REQUIREMENTS =
A faithful transcription of all the data is required.

Collected data entries =
____________
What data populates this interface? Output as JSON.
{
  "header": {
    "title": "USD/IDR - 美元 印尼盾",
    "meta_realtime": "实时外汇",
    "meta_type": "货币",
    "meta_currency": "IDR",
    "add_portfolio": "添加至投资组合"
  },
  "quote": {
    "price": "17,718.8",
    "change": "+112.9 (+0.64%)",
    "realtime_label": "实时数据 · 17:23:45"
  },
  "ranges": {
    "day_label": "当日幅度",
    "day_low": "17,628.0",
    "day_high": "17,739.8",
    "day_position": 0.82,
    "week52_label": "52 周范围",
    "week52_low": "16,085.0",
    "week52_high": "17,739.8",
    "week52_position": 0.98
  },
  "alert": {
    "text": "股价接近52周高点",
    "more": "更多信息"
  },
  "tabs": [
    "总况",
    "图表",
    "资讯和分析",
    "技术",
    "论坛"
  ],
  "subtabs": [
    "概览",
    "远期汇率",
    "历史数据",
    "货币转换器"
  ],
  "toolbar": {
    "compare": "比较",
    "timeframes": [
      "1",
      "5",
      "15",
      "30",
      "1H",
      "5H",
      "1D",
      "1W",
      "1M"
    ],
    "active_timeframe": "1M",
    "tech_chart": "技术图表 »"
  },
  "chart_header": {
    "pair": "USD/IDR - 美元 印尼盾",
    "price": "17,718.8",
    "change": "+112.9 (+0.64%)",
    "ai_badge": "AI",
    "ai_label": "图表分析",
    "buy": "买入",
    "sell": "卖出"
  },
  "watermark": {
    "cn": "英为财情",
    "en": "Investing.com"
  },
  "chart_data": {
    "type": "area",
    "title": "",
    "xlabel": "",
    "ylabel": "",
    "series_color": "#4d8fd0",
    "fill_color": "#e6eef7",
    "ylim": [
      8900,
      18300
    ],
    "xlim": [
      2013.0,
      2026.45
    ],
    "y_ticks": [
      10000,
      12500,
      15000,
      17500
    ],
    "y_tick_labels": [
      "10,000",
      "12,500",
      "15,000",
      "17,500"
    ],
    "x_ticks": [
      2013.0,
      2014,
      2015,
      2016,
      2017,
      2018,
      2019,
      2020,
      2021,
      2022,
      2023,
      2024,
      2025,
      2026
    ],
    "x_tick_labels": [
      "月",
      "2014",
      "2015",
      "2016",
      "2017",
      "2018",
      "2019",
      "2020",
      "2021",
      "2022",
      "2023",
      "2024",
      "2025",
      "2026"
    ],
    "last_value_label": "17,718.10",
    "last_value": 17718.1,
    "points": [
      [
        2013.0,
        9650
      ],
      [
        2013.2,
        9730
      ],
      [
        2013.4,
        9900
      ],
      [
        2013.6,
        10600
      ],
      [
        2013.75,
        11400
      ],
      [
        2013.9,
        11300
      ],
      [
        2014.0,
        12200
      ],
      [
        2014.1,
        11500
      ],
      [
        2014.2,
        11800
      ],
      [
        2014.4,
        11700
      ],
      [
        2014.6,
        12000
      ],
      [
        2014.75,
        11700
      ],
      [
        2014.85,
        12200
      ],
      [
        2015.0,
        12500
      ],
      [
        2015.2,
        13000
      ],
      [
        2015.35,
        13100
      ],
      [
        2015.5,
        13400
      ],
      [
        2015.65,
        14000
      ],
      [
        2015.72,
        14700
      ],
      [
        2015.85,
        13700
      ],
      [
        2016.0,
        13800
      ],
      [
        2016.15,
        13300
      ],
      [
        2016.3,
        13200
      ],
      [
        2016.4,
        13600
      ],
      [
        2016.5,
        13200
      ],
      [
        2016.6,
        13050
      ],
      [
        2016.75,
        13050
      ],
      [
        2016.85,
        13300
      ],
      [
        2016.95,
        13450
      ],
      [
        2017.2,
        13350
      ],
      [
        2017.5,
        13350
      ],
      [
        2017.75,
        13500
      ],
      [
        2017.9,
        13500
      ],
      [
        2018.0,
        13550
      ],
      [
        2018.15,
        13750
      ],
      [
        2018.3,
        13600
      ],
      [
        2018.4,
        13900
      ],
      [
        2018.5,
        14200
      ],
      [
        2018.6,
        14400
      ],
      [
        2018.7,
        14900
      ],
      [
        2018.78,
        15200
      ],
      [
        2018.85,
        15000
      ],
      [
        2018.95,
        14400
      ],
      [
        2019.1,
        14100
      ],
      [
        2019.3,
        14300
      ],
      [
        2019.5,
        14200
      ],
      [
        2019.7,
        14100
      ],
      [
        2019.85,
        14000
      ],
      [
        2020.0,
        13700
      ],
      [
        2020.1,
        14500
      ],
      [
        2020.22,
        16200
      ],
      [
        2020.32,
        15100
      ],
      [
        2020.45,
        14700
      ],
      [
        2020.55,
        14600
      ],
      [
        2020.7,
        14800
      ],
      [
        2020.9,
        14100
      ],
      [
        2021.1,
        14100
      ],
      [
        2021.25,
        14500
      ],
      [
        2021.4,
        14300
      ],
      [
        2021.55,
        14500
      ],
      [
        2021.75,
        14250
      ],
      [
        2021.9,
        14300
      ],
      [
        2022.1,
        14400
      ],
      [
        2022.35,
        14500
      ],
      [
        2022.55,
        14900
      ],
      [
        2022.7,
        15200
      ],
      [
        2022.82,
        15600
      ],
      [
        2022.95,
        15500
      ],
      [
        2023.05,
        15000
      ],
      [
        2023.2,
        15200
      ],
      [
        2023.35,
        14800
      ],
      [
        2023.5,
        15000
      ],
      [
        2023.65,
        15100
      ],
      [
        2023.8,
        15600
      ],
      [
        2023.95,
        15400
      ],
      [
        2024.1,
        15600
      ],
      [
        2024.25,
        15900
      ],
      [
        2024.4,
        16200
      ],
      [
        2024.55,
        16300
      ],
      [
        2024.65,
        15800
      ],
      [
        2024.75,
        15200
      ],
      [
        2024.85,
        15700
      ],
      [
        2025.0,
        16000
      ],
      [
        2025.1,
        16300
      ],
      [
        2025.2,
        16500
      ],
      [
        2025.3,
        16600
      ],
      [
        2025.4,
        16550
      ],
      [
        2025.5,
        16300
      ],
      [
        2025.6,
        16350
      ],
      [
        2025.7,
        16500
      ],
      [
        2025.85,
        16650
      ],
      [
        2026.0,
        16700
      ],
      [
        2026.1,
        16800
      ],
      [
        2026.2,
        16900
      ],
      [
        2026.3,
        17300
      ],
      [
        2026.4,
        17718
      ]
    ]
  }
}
____________
TASK ANSWER =
What data populates this interface? Output as JSON.
{
  "header": {
    "title": "USD/IDR - 美元 印尼盾",
    "meta_realtime": "实时外汇",
    "meta_type": "货币",
    "meta_currency": "IDR",
    "add_portfolio": "添加至投资组合"
  },
  "quote": {
    "price": "17,718.8",
    "change": "+112.9 (+0.64%)",
    "realtime_label": "实时数据 · 17:23:45"
  },
  "ranges": {
    "day_label": "当日幅度",
    "day_low": "17,628.0",
    "day_high": "17,739.8",
    "day_position": 0.82,
    "week52_label": "52 周范围",
    "week52_low": "16,085.0",
    "week52_high": "17,739.8",
    "week52_position": 0.98
  },
  "alert": {
    "text": "股价接近52周高点",
    "more": "更多信息"
  },
  "tabs": [
    "总况",
    "图表",
    "资讯和分析",
    "技术",
    "论坛"
  ],
  "subtabs": [
    "概览",
    "远期汇率",
    "历史数据",
    "货币转换器"
  ],
  "toolbar": {
    "compare": "比较",
    "timeframes": [
      "1",
      "5",
      "15",
      "30",
      "1H",
      "5H",
      "1D",
      "1W",
      "1M"
    ],
    "active_timeframe": "1M",
    "tech_chart": "技术图表 »"
  },
  "chart_header": {
    "pair": "USD/IDR - 美元 印尼盾",
    "price": "17,718.8",
    "change": "+112.9 (+0.64%)",
    "ai_badge": "AI",
    "ai_label": "图表分析",
    "buy": "买入",
    "sell": "卖出"
  },
  "watermark": {
    "cn": "英为财情",
    "en": "Investing.com"
  },
  "chart_data": {
    "type": "area",
    "title": "",
    "xlabel": "",
    "ylabel": "",
    "series_color": "#4d8fd0",
    "fill_color": "#e6eef7",
    "ylim": [
      8900,
      18300
    ],
    "xlim": [
      2013.0,
      2026.45
    ],
    "y_ticks": [
      10000,
      12500,
      15000,
      17500
    ],
    "y_tick_labels": [
      "10,000",
      "12,500",
      "15,000",
      "17,500"
    ],
    "x_ticks": [
      2013.0,
      2014,
      2015,
      2016,
      2017,
      2018,
      2019,
      2020,
      2021,
      2022,
      2023,
      2024,
      2025,
      2026
    ],
    "x_tick_labels": [
      "月",
      "2014",
      "2015",
      "2016",
      "2017",
      "2018",
      "2019",
      "2020",
      "2021",
      "2022",
      "2023",
      "2024",
      "2025",
      "2026"
    ],
    "last_value_label": "17,718.10",
    "last_value": 17718.1,
    "points": [
      [
        2013.0,
        9650
      ],
      [
        2013.2,
        9730
      ],
      [
        2013.4,
        9900
      ],
      [
        2013.6,
        10600
      ],
      [
        2013.75,
        11400
      ],
      [
        2013.9,
        11300
      ],
      [
        2014.0,
        12200
      ],
      [
        2014.1,
        11500
      ],
      [
        2014.2,
        11800
      ],
      [
        2014.4,
        11700
      ],
      [
        2014.6,
        12000
      ],
      [
        2014.75,
        11700
      ],
      [
        2014.85,
        12200
      ],
      [
        2015.0,
        12500
      ],
      [
        2015.2,
        13000
      ],
      [
        2015.35,
        13100
      ],
      [
        2015.5,
        13400
      ],
      [
        2015.65,
        14000
      ],
      [
        2015.72,
        14700
      ],
      [
        2015.85,
        13700
      ],
      [
        2016.0,
        13800
      ],
      [
        2016.15,
        13300
      ],
      [
        2016.3,
        13200
      ],
      [
        2016.4,
        13600
      ],
      [
        2016.5,
        13200
      ],
      [
        2016.6,
        13050
      ],
      [
        2016.75,
        13050
      ],
      [
        2016.85,
        13300
      ],
      [
        2016.95,
        13450
      ],
      [
        2017.2,
        13350
      ],
      [
        2017.5,
        13350
      ],
      [
        2017.75,
        13500
      ],
      [
        2017.9,
        13500
      ],
      [
        2018.0,
        13550
      ],
      [
        2018.15,
        13750
      ],
      [
        2018.3,
        13600
      ],
      [
        2018.4,
        13900
      ],
      [
        2018.5,
        14200
      ],
      [
        2018.6,
        14400
      ],
      [
        2018.7,
        14900
      ],
      [
        2018.78,
        15200
      ],
      [
        2018.85,
        15000
      ],
      [
        2018.95,
        14400
      ],
      [
        2019.1,
        14100
      ],
      [
        2019.3,
        14300
      ],
      [
        2019.5,
        14200
      ],
      [
        2019.7,
        14100
      ],
      [
        2019.85,
        14000
      ],
      [
        2020.0,
        13700
      ],
      [
        2020.1,
        14500
      ],
      [
        2020.22,
        16200
      ],
      [
        2020.32,
        15100
      ],
      [
        2020.45,
        14700
      ],
      [
        2020.55,
        14600
      ],
      [
        2020.7,
        14800
      ],
      [
        2020.9,
        14100
      ],
      [
        2021.1,
        14100
      ],
      [
        2021.25,
        14500
      ],
      [
        2021.4,
        14300
      ],
      [
        2021.55,
        14500
      ],
      [
        2021.75,
        14250
      ],
      [
        2021.9,
        14300
      ],
      [
        2022.1,
        14400
      ],
      [
        2022.35,
        14500
      ],
      [
        2022.55,
        14900
      ],
      [
        2022.7,
        15200
      ],
      [
        2022.82,
        15600
      ],
      [
        2022.95,
        15500
      ],
      [
        2023.05,
        15000
      ],
      [
        2023.2,
        15200
      ],
      [
        2023.35,
        14800
      ],
      [
        2023.5,
        15000
      ],
      [
        2023.65,
        15100
      ],
      [
        2023.8,
        15600
      ],
      [
        2023.95,
        15400
      ],
      [
        2024.1,
        15600
      ],
      [
        2024.25,
        15900
      ],
      [
        2024.4,
        16200
      ],
      [
        2024.55,
        16300
      ],
      [
        2024.65,
        15800
      ],
      [
        2024.75,
        15200
      ],
      [
        2024.85,
        15700
      ],
      [
        2025.0,
        16000
      ],
      [
        2025.1,
        16300
      ],
      [
        2025.2,
        16500
      ],
      [
        2025.3,
        16600
      ],
      [
        2025.4,
        16550
      ],
      [
        2025.5,
        16300
      ],
      [
        2025.6,
        16350
      ],
      [
        2025.7,
        16500
      ],
      [
        2025.85,
        16650
      ],
      [
        2026.0,
        16700
      ],
      [
        2026.1,
        16800
      ],
      [
        2026.2,
        16900
      ],
      [
        2026.3,
        17300
      ],
      [
        2026.4,
        17718
      ]
    ]
  }
}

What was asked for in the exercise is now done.